┏━━

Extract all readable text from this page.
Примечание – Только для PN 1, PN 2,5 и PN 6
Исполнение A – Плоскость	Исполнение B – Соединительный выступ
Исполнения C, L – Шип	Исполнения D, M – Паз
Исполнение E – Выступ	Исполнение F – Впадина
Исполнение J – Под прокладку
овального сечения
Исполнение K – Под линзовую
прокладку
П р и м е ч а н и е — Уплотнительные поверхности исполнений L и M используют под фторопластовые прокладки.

┗━━

### Task
Retype the material in full, character for character.

### Completed task
Extract all readable text from this page.
Примечание – Только для PN 1, PN 2,5 и PN 6
Исполнение A – Плоскость	Исполнение B – Соединительный выступ
Исполнения C, L – Шип	Исполнения D, M – Паз
Исполнение E – Выступ	Исполнение F – Впадина
Исполнение J – Под прокладку
овального сечения
Исполнение K – Под линзовую
прокладку
П р и м е ч а н и е — Уплотнительные поверхности исполнений L и M используют под фторопластовые прокладки.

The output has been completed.